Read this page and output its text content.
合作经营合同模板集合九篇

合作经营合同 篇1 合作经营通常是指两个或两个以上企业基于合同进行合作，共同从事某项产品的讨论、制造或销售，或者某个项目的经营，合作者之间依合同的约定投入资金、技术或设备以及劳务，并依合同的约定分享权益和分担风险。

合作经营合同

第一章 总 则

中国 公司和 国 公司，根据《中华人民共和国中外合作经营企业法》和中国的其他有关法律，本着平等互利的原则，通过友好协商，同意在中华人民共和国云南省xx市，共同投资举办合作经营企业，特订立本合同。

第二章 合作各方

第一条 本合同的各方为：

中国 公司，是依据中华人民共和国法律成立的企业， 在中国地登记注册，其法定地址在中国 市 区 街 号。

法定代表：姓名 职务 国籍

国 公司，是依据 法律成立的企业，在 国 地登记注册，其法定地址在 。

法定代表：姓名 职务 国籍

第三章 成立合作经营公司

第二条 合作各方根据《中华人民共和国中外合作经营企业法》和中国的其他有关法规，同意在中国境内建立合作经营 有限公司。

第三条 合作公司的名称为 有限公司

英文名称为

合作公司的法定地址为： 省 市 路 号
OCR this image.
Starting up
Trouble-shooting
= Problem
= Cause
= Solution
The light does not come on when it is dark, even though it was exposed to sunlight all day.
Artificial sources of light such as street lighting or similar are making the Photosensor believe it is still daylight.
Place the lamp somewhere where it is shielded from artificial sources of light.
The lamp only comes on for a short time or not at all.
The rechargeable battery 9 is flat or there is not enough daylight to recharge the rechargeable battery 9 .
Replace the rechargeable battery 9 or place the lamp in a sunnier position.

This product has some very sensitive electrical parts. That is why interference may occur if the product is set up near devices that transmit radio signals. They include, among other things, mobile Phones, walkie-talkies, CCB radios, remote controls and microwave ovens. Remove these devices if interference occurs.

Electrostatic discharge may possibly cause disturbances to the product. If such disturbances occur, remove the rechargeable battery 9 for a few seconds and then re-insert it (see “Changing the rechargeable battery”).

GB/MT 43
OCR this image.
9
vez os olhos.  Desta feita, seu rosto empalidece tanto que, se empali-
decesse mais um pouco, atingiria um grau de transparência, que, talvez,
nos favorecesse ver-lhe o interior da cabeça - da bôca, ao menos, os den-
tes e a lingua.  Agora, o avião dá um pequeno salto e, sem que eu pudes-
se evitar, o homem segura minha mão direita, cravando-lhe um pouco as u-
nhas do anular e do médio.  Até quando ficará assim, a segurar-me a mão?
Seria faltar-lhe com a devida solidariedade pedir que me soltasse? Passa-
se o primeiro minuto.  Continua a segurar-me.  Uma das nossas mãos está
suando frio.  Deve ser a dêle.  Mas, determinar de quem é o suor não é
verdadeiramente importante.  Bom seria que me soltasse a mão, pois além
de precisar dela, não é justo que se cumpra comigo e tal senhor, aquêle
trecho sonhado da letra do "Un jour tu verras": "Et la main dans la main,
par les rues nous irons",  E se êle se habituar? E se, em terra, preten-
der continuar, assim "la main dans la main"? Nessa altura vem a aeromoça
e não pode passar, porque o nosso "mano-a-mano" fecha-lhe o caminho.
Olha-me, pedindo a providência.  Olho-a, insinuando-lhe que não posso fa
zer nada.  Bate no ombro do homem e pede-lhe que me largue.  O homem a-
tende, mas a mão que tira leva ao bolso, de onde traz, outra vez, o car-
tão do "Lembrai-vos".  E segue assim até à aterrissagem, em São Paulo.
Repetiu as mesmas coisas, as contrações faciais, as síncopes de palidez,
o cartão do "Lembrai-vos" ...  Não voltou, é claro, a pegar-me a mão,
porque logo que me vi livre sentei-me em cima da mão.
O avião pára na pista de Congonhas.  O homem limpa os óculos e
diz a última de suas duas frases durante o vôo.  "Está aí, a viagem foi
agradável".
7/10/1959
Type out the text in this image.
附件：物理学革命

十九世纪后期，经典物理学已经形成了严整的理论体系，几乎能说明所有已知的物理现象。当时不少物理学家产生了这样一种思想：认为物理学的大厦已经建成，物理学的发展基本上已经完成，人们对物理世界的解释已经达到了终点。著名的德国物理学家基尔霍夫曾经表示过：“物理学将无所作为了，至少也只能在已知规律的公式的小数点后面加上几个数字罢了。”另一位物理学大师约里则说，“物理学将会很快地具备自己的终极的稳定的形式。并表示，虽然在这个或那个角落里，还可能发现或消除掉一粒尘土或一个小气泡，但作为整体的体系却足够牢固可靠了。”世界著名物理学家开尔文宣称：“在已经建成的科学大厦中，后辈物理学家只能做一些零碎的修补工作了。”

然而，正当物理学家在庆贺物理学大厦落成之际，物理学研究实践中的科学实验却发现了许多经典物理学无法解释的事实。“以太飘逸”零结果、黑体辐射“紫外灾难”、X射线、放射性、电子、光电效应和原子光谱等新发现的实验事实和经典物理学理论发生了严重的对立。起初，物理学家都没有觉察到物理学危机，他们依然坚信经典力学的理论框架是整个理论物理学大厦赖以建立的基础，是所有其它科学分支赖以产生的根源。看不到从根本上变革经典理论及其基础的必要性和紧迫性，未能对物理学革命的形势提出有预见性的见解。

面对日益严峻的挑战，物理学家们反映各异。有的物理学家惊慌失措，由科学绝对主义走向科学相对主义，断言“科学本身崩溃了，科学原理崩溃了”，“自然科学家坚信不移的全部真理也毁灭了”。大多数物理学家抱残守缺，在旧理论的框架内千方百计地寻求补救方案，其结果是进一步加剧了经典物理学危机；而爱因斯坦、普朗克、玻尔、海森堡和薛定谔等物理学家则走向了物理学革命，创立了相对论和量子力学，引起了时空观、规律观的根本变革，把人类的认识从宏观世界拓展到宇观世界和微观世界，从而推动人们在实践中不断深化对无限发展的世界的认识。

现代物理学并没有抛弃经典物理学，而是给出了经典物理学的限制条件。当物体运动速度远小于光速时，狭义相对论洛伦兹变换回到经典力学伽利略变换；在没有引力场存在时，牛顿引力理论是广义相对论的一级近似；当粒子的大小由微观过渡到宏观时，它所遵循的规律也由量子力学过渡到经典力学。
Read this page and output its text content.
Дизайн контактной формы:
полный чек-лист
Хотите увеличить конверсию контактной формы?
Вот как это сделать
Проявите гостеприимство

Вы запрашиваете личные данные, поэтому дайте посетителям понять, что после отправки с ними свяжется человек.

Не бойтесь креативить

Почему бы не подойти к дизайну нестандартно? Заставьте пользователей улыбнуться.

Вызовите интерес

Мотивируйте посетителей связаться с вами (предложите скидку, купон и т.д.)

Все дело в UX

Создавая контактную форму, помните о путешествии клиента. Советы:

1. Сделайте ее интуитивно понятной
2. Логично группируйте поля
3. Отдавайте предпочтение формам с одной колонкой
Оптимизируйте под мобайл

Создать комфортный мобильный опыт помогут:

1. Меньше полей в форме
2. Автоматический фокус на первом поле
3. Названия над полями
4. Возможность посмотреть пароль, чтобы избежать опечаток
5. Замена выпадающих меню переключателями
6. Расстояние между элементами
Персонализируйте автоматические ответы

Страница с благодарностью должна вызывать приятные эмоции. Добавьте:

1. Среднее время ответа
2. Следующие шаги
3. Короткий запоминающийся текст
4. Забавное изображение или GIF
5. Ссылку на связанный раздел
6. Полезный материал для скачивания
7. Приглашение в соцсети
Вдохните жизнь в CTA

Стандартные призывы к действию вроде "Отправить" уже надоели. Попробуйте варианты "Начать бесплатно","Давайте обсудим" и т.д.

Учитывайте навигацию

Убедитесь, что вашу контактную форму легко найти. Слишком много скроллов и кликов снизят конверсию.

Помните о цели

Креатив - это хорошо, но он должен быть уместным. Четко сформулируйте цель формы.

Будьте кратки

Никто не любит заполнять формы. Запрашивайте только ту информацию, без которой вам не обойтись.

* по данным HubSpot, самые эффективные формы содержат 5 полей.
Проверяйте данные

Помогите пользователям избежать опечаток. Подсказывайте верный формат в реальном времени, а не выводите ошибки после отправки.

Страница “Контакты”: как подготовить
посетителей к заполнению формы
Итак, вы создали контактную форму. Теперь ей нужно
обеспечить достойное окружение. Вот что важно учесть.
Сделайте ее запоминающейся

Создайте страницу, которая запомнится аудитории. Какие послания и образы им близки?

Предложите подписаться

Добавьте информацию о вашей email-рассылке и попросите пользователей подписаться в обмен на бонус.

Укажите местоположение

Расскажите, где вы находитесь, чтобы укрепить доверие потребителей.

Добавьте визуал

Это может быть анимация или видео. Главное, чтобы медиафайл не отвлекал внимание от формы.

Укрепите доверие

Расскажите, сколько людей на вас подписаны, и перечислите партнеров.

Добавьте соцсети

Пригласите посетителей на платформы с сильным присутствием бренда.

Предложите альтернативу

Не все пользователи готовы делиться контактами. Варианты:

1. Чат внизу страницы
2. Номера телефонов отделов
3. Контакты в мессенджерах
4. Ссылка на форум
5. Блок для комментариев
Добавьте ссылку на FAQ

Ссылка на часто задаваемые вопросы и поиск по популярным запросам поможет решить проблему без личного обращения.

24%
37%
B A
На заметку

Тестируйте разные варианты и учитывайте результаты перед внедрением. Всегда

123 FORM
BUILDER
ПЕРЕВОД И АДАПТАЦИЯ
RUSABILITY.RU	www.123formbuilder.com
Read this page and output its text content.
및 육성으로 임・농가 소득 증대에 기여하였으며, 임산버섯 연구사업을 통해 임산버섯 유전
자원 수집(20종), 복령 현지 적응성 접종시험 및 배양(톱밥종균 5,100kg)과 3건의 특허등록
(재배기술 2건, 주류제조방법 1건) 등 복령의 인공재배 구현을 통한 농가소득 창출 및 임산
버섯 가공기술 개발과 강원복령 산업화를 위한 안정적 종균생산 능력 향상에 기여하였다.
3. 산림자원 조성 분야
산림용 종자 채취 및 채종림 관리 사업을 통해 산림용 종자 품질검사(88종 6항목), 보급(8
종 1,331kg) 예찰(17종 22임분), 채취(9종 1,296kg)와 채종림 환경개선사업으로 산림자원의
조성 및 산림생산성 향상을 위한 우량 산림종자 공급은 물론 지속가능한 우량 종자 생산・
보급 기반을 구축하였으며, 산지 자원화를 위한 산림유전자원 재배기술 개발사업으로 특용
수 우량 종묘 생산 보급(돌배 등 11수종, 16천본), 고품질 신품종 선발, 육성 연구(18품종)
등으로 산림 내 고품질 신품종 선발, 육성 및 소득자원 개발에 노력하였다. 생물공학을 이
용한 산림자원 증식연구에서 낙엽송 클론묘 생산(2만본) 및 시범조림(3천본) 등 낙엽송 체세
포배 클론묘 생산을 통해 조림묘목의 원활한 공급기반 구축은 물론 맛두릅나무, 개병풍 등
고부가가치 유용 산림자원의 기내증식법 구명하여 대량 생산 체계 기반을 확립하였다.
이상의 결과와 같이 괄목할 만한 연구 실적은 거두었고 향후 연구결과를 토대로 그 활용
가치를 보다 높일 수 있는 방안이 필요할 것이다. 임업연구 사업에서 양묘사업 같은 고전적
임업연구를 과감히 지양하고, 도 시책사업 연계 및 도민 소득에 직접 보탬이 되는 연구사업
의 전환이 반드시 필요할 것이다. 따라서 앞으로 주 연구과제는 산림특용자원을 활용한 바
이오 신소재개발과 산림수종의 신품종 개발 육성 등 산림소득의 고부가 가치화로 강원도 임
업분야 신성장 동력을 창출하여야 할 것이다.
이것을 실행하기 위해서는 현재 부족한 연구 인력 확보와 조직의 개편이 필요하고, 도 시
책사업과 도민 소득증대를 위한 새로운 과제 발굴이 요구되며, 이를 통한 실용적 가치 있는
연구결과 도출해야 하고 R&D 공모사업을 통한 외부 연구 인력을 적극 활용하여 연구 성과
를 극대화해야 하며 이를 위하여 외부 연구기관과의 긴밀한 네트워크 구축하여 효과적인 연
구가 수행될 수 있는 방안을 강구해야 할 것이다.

+++++

Problem statement -> Pull out every line holding "избежать" from the records above, and copy it.

The completed task ->
4. Возможность посмотреть пароль, чтобы избежать опечаток
Помогите пользователям избежать опечаток. Подсказывайте верный формат в реальном времени, а не выводите ошибки после отправки.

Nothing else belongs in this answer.